:: Record excerpts ::
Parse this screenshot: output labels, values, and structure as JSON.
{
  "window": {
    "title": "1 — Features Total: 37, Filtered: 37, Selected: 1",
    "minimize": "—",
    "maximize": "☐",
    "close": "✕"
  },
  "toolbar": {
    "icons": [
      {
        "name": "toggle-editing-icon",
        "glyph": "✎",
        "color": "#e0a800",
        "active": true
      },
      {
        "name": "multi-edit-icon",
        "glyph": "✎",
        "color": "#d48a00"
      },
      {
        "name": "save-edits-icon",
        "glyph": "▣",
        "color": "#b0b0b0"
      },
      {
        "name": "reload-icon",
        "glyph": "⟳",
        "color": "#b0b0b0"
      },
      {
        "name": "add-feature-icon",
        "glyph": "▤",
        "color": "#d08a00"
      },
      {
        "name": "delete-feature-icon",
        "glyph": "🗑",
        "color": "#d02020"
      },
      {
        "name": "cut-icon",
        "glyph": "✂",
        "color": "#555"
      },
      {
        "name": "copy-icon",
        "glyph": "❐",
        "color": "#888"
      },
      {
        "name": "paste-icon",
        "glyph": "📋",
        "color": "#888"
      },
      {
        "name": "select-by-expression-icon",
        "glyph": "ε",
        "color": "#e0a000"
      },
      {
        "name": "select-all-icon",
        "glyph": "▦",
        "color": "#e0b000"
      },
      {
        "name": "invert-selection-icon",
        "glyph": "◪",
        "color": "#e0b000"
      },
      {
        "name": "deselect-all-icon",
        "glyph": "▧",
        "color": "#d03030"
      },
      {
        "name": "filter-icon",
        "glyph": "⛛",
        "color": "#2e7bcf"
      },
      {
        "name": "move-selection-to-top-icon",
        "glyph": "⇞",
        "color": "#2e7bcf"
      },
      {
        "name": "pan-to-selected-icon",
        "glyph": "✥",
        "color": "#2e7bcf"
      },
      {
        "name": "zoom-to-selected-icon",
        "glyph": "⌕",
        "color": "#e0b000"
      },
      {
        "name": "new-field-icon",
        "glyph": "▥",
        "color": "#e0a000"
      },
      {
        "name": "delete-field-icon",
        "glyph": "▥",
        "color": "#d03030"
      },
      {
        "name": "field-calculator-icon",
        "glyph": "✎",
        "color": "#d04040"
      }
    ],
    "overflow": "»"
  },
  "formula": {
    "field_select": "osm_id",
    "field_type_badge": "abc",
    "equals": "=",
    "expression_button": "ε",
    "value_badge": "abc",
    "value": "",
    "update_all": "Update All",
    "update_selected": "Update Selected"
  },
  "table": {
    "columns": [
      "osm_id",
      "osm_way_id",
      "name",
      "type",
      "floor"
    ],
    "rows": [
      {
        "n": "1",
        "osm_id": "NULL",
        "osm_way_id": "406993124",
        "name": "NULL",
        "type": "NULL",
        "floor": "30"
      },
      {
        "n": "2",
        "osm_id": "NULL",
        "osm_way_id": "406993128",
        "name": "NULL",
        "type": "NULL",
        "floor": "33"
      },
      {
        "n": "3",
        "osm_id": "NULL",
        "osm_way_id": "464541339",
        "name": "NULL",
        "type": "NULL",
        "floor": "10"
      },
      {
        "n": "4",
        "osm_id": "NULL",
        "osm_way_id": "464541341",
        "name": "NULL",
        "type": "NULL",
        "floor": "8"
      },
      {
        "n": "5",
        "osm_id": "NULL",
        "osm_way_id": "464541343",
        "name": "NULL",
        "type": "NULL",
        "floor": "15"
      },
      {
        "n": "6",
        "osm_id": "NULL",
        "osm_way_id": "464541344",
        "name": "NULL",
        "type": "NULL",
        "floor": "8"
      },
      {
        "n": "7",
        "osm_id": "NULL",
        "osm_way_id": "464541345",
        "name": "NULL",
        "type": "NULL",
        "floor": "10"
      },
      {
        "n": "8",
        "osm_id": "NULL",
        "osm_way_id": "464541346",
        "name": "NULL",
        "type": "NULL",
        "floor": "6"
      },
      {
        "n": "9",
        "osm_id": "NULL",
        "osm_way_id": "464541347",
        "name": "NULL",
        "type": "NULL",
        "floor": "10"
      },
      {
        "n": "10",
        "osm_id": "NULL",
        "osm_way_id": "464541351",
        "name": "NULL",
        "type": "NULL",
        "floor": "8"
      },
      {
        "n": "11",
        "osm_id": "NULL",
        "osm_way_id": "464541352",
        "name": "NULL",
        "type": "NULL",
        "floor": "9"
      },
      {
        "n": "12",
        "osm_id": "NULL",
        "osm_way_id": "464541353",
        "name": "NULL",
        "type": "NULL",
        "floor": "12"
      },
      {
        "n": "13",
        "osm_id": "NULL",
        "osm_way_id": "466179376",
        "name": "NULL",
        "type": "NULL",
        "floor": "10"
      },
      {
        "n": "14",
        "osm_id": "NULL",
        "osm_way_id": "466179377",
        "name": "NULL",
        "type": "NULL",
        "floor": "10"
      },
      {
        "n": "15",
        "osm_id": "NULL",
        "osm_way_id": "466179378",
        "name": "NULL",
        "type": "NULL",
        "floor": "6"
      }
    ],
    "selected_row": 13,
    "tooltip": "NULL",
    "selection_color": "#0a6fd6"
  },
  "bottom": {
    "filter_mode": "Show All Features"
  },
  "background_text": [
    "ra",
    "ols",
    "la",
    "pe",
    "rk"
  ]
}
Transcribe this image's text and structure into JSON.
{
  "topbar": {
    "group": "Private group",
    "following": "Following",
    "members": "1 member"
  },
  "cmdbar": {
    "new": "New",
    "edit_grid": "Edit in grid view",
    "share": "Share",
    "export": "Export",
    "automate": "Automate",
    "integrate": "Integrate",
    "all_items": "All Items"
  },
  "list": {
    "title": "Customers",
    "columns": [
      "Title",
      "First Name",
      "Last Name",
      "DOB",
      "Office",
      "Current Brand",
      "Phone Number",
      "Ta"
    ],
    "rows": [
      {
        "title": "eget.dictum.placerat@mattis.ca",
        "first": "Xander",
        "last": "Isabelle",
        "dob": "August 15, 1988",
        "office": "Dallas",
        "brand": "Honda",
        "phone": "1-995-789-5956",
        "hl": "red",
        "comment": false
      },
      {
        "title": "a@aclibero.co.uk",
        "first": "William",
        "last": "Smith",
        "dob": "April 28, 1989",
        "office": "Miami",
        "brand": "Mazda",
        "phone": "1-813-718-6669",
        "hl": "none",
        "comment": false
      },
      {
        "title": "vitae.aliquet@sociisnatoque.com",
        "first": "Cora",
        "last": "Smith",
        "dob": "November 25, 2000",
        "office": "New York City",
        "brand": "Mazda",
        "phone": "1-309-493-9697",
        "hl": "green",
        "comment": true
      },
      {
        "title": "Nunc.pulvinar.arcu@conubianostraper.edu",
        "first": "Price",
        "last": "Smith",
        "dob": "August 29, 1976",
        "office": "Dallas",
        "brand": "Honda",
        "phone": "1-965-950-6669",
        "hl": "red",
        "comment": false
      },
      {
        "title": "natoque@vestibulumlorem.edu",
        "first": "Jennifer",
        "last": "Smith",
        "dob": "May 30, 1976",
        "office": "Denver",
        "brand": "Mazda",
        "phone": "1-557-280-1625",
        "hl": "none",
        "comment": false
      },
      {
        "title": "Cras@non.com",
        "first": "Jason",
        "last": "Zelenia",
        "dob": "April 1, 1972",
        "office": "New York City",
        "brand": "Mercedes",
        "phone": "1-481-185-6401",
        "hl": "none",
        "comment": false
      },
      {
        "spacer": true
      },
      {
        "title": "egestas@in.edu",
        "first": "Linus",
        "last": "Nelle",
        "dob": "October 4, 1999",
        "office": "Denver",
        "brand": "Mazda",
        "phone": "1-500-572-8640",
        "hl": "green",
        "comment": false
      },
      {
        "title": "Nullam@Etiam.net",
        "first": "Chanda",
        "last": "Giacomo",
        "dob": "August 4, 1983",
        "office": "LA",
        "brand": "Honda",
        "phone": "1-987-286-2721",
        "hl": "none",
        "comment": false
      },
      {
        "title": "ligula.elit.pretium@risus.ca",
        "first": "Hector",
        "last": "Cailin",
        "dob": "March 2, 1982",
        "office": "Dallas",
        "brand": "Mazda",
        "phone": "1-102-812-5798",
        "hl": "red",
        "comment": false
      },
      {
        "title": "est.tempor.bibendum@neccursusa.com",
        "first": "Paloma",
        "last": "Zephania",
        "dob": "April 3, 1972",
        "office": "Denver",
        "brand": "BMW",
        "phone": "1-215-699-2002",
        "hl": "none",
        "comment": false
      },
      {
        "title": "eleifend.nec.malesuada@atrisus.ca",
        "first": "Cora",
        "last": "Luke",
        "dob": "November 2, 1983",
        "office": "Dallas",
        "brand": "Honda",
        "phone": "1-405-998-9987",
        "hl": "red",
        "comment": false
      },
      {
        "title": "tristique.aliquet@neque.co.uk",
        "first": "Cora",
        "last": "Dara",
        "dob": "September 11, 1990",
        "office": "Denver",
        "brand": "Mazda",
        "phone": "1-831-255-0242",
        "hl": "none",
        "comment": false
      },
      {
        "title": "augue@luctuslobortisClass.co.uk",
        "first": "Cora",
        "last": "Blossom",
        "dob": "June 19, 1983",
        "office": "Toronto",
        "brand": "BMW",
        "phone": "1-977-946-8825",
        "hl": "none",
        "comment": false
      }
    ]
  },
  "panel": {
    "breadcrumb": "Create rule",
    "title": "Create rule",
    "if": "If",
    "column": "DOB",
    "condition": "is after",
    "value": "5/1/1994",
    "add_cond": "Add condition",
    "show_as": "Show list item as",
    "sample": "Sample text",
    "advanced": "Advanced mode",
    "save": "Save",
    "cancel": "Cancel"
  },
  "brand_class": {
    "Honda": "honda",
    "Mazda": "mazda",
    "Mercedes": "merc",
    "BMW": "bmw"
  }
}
:::
# Brief:
Show each line holding the word "Create".

# Worked answer:
    "breadcrumb": "Create rule",
    "title": "Create rule",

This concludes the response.